- _What is expected_
Output all of the records exactly as written.

- _Records supplied_
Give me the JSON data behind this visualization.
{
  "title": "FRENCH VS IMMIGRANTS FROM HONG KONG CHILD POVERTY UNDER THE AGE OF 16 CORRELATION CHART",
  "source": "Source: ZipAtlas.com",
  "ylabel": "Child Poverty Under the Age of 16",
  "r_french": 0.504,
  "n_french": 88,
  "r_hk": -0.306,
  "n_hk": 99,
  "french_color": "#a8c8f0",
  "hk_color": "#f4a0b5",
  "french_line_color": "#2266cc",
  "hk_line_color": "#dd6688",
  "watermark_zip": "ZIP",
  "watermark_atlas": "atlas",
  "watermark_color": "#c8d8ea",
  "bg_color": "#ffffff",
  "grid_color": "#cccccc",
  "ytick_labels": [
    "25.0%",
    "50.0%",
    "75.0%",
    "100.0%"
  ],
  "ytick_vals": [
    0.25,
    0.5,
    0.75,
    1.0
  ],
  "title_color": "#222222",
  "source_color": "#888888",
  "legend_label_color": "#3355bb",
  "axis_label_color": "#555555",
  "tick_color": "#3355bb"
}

- _Written solution_
Give me the JSON data behind this visualization.
{
  "title": "FRENCH VS IMMIGRANTS FROM HONG KONG CHILD POVERTY UNDER THE AGE OF 16 CORRELATION CHART",
  "source": "Source: ZipAtlas.com",
  "ylabel": "Child Poverty Under the Age of 16",
  "r_french": 0.504,
  "n_french": 88,
  "r_hk": -0.306,
  "n_hk": 99,
  "french_color": "#a8c8f0",
  "hk_color": "#f4a0b5",
  "french_line_color": "#2266cc",
  "hk_line_color": "#dd6688",
  "watermark_zip": "ZIP",
  "watermark_atlas": "atlas",
  "watermark_color": "#c8d8ea",
  "bg_color": "#ffffff",
  "grid_color": "#cccccc",
  "ytick_labels": [
    "25.0%",
    "50.0%",
    "75.0%",
    "100.0%"
  ],
  "ytick_vals": [
    0.25,
    0.5,
    0.75,
    1.0
  ],
  "title_color": "#222222",
  "source_color": "#888888",
  "legend_label_color": "#3355bb",
  "axis_label_color": "#555555",
  "tick_color": "#3355bb"
}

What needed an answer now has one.